→ **本文**
======
つながりを強めつつある、日本とカンボジアのサッカー界

東南アジアのサッカーの中心地といえばタイ。Jリーグが「アジア戦略」を開始した2012年に最初に提携を結んだのもタイリーグだった。経済の成長とともに盛り上がりを見せる国内リーグでは日本人選手も数多くプレーしており、日本とのつながりも最も濃密といえる。そして、まだタイほどの注目は浴びていないが、実はカンボジアのサッカー界も日本とのつながりにおいてはタイに次ぐものがある。

現状、実力ではタイに遅れをとっているものの、サッカー界が盛り上がっているのはカンボジアも同じ。代表チームの試合には常に数万人の観客が集まり、国内リーグも年々発展を遂げている。タイ同様にカンボジアでも多くの日本人選手がプレーしているが、選手にとどまらず現在は技術委員長、審判ダイレクター、育成年代の代表監督などを日本人が務めている。
======
→ **目標 1**
本文の「東南アジアのサッカーの中心地」から「いてはタイに次ぐものがある。」までを、「タイリーグ」を「タイの国内リーグ」に改めて書き直す。
→ **目標 2**
本文によると、カンボジアで日本人が選手以外に務めている役職は何か。
記録はこの件には関わらない。

(ボックス座標一覧)
======
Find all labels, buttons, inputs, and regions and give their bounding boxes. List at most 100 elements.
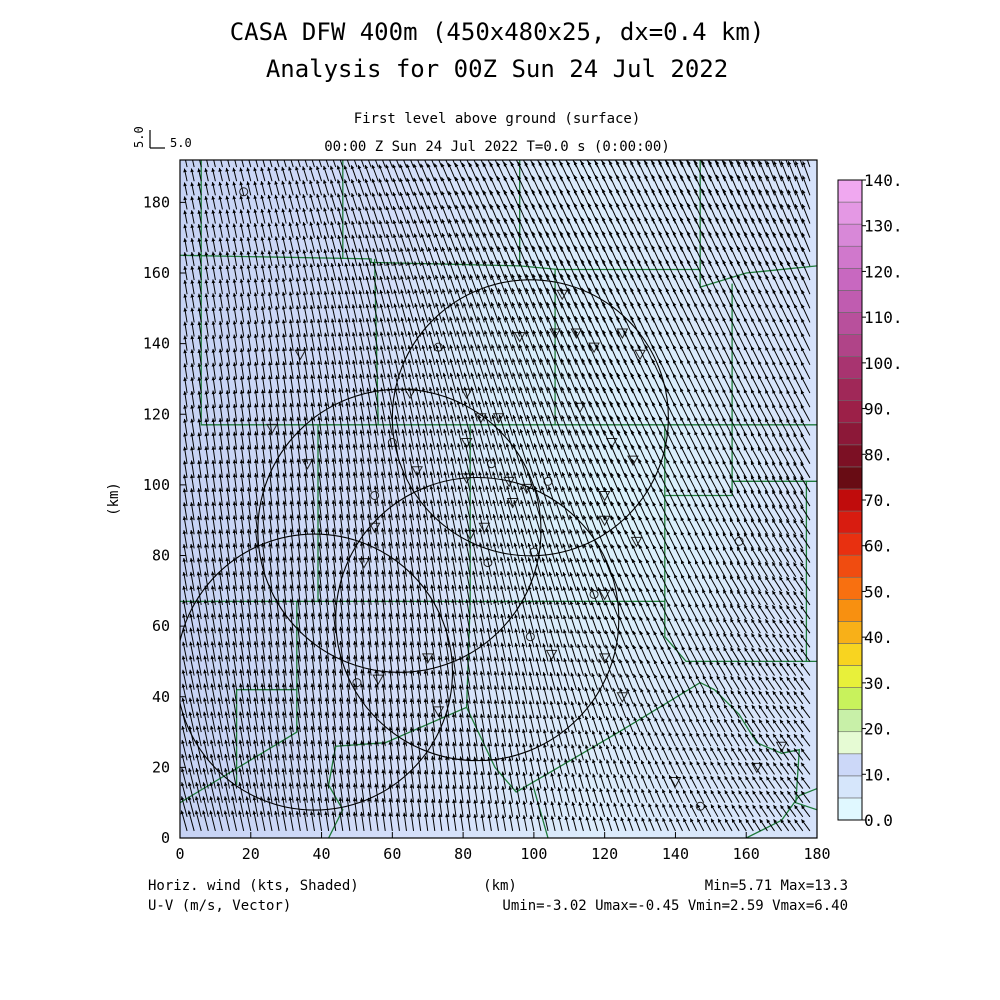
wind-vector — [196, 571, 202, 591]
y-tick-label: 180 — [143, 193, 170, 211]
wind-vector — [183, 168, 188, 182]
wind-vector — [181, 655, 188, 676]
station-triangle — [630, 536, 643, 548]
wind-vector — [189, 627, 195, 648]
wind-vector — [211, 543, 216, 563]
wind-vector — [185, 160, 188, 168]
wind-vector — [188, 739, 195, 761]
station-triangle — [549, 328, 561, 340]
colorbar-swatch — [837, 400, 863, 424]
wind-vector — [188, 725, 195, 747]
chart-subtitle: Analysis for 00Z Sun 24 Jul 2022 — [266, 55, 728, 83]
wind-vector — [189, 529, 195, 549]
wind-vector — [196, 557, 202, 577]
wind-vector — [217, 641, 223, 662]
wind-vector — [181, 711, 188, 733]
x-tick-label: 160 — [733, 845, 760, 863]
wind-vector — [197, 474, 202, 493]
wind-vector — [204, 515, 209, 535]
wind-vector — [204, 196, 209, 210]
wind-vector — [190, 446, 195, 464]
colorbar-label: 10. — [864, 765, 893, 784]
wind-vector — [203, 571, 209, 591]
x-tick-label: 20 — [242, 845, 260, 863]
station-triangle — [460, 438, 473, 449]
wind-vector — [211, 195, 216, 210]
county-line — [745, 787, 817, 838]
wind-vector — [218, 529, 223, 549]
colorbar-label: 120. — [864, 262, 903, 281]
x-tick-label: 100 — [520, 845, 547, 863]
wind-vector — [224, 739, 231, 761]
station-triangle — [503, 476, 515, 488]
wind-vector — [203, 585, 209, 606]
wind-vector — [224, 725, 231, 747]
county-line — [180, 254, 701, 271]
y-tick-label: 0 — [161, 829, 170, 847]
wind-vector — [183, 446, 188, 464]
colorbar-swatch — [837, 510, 863, 534]
wind-vector — [206, 160, 209, 168]
reference-vector-label: 5.0 — [170, 136, 192, 150]
wind-vector — [211, 348, 216, 365]
wind-vector — [202, 810, 209, 832]
wind-vector — [203, 627, 209, 648]
wind-vector — [218, 265, 223, 281]
wind-vector — [197, 293, 202, 309]
wind-vector — [204, 460, 209, 478]
wind-vector — [209, 782, 216, 803]
wind-vector — [211, 362, 216, 380]
colorbar-label: 0.0 — [864, 811, 893, 830]
wind-vector — [203, 669, 209, 690]
wind-vector — [210, 599, 216, 620]
wind-vector — [211, 279, 216, 295]
wind-vector — [223, 796, 231, 817]
wind-vector — [211, 418, 216, 436]
wind-vector — [190, 377, 195, 394]
x-axis-label: (km) — [483, 878, 517, 894]
wind-vector — [197, 488, 202, 507]
wind-vector — [210, 613, 216, 634]
wind-vector — [189, 571, 195, 591]
reference-vector-rotated-label: 5.0 — [132, 126, 146, 148]
colorbar-swatch — [837, 797, 863, 821]
wind-vector — [180, 796, 188, 817]
wind-vector — [211, 404, 216, 422]
wind-vector — [204, 279, 209, 295]
wind-vector — [204, 168, 209, 182]
wind-vector — [218, 223, 223, 238]
wind-vector — [190, 474, 195, 493]
wind-vector — [209, 739, 216, 761]
wind-vector — [218, 557, 223, 577]
wind-vector — [190, 418, 195, 436]
wind-vector — [197, 432, 202, 450]
wind-vector — [211, 321, 216, 337]
wind-vector — [180, 768, 188, 789]
wind-vector — [211, 446, 216, 464]
wind-vector — [183, 363, 188, 380]
wind-vector — [190, 196, 195, 210]
colorbar-swatch — [837, 223, 863, 247]
wind-vector — [197, 168, 202, 182]
wind-vector — [197, 237, 202, 252]
wind-vector — [217, 627, 223, 648]
wind-vector — [202, 725, 209, 747]
wind-vector — [183, 418, 188, 436]
station-triangle — [570, 328, 583, 340]
wind-vector — [210, 585, 216, 606]
wind-vector — [190, 335, 195, 351]
wind-vector — [218, 293, 223, 309]
wind-vector — [204, 348, 209, 365]
wind-vector — [211, 432, 216, 450]
wind-vector — [217, 739, 223, 761]
wind-vector — [183, 391, 188, 408]
reference-vector: 5.0 5.0 — [132, 126, 192, 150]
station-triangle — [616, 692, 629, 703]
wind-vector — [218, 473, 223, 493]
colorbar-swatch — [837, 290, 863, 313]
station-triangle — [574, 402, 586, 414]
wind-vector — [210, 683, 216, 704]
wind-vector — [196, 669, 202, 690]
wind-vector — [204, 251, 209, 267]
======
→ **タスク結果 1**
東南アジアのサッカーの中心地といえばタイ。Jリーグが「アジア戦略」を開始した2012年に最初に提携を結んだのもタイの国内リーグだった。経済の成長とともに盛り上がりを見せる国内リーグでは日本人選手も数多くプレーしており、日本とのつながりも最も濃密といえる。そして、まだタイほどの注目は浴びていないが、実はカンボジアのサッカー界も日本とのつながりにおいてはタイに次ぐものがある。

→ **タスク結果 2**
技術委員長、審判ダイレクター、育成年代の代表監督など。